begin Document segment
Add a per-task recursion guard to kcov_df_write() using the high bit of
kcov_dataflow_seq. This prevents infinite recursion when
CONFIG_KCOV_DATAFLOW_INSTRUMENT_ALL is enabled: functions called by the
callback itself (copy_from_kernel_nofault, xadd helpers) are also
instrumented and would re-enter kcov_df_write() without this guard.

The guard uses the sequence counter's bit 31 as a re-entrancy flag.
The low 24 bits (used for TLV record sequence numbers) are unaffected.

Also:
- Exclude kcov.o, extable.o, softirq.o from dataflow instrumentation
  (same pattern as KCOV_INSTRUMENT exclusions)
- Add Documentation/dev-tools/kcov-dataflow.rst with:
  - Prerequisites and Kconfig options
  - Per-module instrumentation instructions
  - Complete C example for data collection
  - Ring buffer format specification
  - Ioctl interface reference
  - Fork interception example for child process tracing
  - Rust module support via post-compilation pipeline

Signed-off-by: Yunseong Kim <[email protected]>
---
 Documentation/dev-tools/kcov-dataflow.rst | 282 ++++++++++++++++++++++++++++++
 kernel/Makefile                           |   3 +
 kernel/kcov.c                             |  14 +-
 3 files changed, 298 insertions(+), 1 deletion(-)
end Document segment
* Work instructions
- 1) According to the kcov patch description, why does kcov_df_write() need a recursion guard?
- 2) Please carry on writing the kcov patch description from the point where it stops.
The lines after this point are separate material, unrelated to the kcov patch description.
begin Record extracts
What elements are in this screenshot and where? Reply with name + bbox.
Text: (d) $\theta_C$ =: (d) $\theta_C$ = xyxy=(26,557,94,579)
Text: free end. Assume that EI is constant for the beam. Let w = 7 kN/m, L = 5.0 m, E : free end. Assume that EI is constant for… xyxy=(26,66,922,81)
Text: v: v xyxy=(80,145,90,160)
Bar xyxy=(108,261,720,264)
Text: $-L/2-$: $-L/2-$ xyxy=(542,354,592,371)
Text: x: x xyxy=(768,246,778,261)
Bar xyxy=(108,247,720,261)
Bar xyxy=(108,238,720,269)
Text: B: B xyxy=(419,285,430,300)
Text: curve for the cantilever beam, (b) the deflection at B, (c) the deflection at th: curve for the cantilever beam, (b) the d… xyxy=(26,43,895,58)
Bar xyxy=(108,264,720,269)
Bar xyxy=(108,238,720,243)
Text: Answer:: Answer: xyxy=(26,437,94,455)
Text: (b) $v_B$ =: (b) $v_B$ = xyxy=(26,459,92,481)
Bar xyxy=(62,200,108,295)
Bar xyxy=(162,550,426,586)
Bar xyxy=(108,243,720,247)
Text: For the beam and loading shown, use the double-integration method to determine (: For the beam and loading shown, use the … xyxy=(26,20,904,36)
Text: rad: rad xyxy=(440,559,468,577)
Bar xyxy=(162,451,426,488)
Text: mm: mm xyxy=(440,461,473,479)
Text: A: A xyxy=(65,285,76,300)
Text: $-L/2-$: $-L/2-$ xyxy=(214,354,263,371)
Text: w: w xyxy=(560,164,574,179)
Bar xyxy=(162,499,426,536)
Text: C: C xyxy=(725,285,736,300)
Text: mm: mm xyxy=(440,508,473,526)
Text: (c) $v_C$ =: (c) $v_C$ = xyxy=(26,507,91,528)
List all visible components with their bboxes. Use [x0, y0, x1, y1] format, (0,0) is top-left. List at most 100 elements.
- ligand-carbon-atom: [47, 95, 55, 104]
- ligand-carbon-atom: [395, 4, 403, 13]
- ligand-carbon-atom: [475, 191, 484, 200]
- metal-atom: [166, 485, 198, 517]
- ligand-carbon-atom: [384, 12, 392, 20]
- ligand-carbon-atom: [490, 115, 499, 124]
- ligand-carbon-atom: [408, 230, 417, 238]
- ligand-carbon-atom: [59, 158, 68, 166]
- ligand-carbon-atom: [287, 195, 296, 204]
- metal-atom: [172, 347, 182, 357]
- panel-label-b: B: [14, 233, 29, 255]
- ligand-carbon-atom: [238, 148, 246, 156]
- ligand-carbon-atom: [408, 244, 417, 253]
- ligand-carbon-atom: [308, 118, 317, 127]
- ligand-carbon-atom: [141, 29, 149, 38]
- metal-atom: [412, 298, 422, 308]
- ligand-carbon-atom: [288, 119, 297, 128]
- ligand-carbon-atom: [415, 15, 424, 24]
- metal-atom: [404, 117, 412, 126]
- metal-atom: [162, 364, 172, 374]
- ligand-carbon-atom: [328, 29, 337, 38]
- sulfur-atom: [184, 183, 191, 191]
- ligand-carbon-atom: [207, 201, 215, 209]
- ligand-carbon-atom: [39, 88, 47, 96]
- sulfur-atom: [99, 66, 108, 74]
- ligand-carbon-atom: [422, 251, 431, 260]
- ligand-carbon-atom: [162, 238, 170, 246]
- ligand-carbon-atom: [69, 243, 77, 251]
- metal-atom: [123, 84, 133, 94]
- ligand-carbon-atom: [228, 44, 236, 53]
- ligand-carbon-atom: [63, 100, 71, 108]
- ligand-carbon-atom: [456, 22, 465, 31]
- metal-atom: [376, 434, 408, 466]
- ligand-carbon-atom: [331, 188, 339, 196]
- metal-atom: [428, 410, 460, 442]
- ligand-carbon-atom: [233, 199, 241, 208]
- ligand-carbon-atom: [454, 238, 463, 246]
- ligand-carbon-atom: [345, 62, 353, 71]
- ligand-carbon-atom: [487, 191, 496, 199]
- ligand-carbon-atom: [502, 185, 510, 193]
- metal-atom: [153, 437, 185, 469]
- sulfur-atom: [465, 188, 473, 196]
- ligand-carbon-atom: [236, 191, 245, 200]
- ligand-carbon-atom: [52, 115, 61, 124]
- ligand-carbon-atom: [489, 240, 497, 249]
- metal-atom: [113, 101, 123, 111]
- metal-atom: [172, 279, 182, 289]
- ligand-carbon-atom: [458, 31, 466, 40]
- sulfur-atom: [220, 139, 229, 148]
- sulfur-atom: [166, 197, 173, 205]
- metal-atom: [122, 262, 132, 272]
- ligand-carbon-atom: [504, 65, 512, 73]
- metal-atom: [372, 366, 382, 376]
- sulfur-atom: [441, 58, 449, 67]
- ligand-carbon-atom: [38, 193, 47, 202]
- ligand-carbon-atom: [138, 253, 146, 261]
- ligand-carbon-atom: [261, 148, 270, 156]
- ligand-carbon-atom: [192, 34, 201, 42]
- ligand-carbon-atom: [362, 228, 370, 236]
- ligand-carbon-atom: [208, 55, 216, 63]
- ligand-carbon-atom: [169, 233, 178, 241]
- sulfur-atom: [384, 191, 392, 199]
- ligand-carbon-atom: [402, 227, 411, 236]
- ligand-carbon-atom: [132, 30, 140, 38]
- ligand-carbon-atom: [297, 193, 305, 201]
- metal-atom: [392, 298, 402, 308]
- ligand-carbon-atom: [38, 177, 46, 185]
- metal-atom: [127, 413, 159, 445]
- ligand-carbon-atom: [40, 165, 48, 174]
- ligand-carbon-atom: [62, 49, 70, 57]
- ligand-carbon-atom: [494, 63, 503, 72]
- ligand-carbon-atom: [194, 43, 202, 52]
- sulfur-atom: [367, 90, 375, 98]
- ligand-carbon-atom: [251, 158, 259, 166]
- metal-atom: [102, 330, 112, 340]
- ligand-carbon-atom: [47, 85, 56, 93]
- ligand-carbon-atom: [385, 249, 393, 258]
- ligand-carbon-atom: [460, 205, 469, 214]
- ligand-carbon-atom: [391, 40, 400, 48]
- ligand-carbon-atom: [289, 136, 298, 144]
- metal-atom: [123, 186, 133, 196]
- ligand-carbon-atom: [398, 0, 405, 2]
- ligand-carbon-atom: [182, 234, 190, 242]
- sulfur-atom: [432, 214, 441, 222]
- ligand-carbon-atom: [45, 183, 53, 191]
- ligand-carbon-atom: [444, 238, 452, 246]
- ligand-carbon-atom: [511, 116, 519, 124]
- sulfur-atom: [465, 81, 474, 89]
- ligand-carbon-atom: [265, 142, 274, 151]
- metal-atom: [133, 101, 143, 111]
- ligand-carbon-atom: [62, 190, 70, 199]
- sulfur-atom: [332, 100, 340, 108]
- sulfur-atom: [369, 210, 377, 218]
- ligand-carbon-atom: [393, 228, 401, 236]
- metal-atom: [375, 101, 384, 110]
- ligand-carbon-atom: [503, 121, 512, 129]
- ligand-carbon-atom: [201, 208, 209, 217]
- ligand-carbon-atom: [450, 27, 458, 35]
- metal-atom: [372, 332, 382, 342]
end Record extracts
* Exercise responses
- 1) When CONFIG_KCOV_DATAFLOW_INSTRUMENT_ALL is enabled, the functions the callback itself calls, such as copy_from_kernel_nofault and the xadd helpers, are also instrumented. Without the guard, they would re-enter kcov_df_write() and cause infinite recursion.

- 2)
diff --git a/Documentation/dev-tools/kcov-dataflow.rst 
b/Documentation/dev-tools/kcov-dataflow.rst
new file mode 100644
index 000000000000..5941df9f29e6
--- /dev/null
+++ b/Documentation/dev-tools/kcov-dataflow.rst
@@ -0,0 +1,282 @@
+KCOV-Dataflow: function argument and return value extraction
+=============================================================
+
+KCOV-Dataflow captures function arguments and return values — including
+automatic struct field decomposition — at instrumented kernel function
+boundaries. It provides per-task, lock-free ring buffers accessible via
+``mmap()``, enabling data-flow-aware fuzzing and post-mortem contract
+verification.
+
+Unlike KCOV's ``trace-pc`` which reports *which* code executed,
+KCOV-Dataflow reports *what values* were passed and returned. This is
+a completely separate device from ``/sys/kernel/debug/kcov``.
+
+Prerequisites
+-------------
+
+KCOV-Dataflow requires Clang/LLVM with the ``dataflow-args`` and
+``dataflow-ret`` SanitizerCoverage extensions. Standard (unpatched)
+compilers will not expose these Kconfig options.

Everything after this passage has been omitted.